[Data items]
▽
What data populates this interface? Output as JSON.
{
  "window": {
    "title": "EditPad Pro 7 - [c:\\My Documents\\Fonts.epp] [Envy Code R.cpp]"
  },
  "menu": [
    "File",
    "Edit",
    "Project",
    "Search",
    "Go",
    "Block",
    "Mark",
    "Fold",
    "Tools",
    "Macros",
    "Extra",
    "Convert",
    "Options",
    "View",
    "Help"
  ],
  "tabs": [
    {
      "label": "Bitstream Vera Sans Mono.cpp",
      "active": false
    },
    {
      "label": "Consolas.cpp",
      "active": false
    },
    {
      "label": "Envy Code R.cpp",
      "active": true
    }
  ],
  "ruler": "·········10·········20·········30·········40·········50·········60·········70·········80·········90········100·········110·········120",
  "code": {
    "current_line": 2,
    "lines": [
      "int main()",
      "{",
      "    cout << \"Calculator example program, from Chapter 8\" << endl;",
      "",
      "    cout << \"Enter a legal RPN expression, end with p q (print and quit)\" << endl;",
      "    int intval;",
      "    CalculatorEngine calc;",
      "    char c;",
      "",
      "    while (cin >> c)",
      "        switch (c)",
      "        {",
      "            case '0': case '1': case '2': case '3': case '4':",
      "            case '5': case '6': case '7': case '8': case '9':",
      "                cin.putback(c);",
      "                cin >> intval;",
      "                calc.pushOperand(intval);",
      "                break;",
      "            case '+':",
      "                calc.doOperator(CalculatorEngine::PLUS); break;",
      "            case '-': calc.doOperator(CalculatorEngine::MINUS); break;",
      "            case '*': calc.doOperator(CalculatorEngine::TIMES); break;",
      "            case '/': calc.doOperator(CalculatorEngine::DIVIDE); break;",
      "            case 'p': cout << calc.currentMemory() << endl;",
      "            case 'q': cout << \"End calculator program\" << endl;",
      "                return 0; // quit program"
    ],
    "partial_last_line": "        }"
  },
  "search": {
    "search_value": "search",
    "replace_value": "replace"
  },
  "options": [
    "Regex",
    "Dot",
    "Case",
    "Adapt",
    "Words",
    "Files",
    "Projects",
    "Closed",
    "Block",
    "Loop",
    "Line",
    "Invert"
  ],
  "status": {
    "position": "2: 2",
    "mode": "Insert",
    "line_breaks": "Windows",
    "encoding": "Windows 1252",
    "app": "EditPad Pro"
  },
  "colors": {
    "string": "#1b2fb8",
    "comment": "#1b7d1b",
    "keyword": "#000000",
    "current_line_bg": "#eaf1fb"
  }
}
△
▶ [AIM]:
Return the listing above in its exact form.

▶ [WRITTEN SOLUTION]:
What data populates this interface? Output as JSON.
{
  "window": {
    "title": "EditPad Pro 7 - [c:\\My Documents\\Fonts.epp] [Envy Code R.cpp]"
  },
  "menu": [
    "File",
    "Edit",
    "Project",
    "Search",
    "Go",
    "Block",
    "Mark",
    "Fold",
    "Tools",
    "Macros",
    "Extra",
    "Convert",
    "Options",
    "View",
    "Help"
  ],
  "tabs": [
    {
      "label": "Bitstream Vera Sans Mono.cpp",
      "active": false
    },
    {
      "label": "Consolas.cpp",
      "active": false
    },
    {
      "label": "Envy Code R.cpp",
      "active": true
    }
  ],
  "ruler": "·········10·········20·········30·········40·········50·········60·········70·········80·········90········100·········110·········120",
  "code": {
    "current_line": 2,
    "lines": [
      "int main()",
      "{",
      "    cout << \"Calculator example program, from Chapter 8\" << endl;",
      "",
      "    cout << \"Enter a legal RPN expression, end with p q (print and quit)\" << endl;",
      "    int intval;",
      "    CalculatorEngine calc;",
      "    char c;",
      "",
      "    while (cin >> c)",
      "        switch (c)",
      "        {",
      "            case '0': case '1': case '2': case '3': case '4':",
      "            case '5': case '6': case '7': case '8': case '9':",
      "                cin.putback(c);",
      "                cin >> intval;",
      "                calc.pushOperand(intval);",
      "                break;",
      "            case '+':",
      "                calc.doOperator(CalculatorEngine::PLUS); break;",
      "            case '-': calc.doOperator(CalculatorEngine::MINUS); break;",
      "            case '*': calc.doOperator(CalculatorEngine::TIMES); break;",
      "            case '/': calc.doOperator(CalculatorEngine::DIVIDE); break;",
      "            case 'p': cout << calc.currentMemory() << endl;",
      "            case 'q': cout << \"End calculator program\" << endl;",
      "                return 0; // quit program"
    ],
    "partial_last_line": "        }"
  },
  "search": {
    "search_value": "search",
    "replace_value": "replace"
  },
  "options": [
    "Regex",
    "Dot",
    "Case",
    "Adapt",
    "Words",
    "Files",
    "Projects",
    "Closed",
    "Block",
    "Loop",
    "Line",
    "Invert"
  ],
  "status": {
    "position": "2: 2",
    "mode": "Insert",
    "line_breaks": "Windows",
    "encoding": "Windows 1252",
    "app": "EditPad Pro"
  },
  "colors": {
    "string": "#1b2fb8",
    "comment": "#1b7d1b",
    "keyword": "#000000",
    "current_line_bg": "#eaf1fb"
  }
}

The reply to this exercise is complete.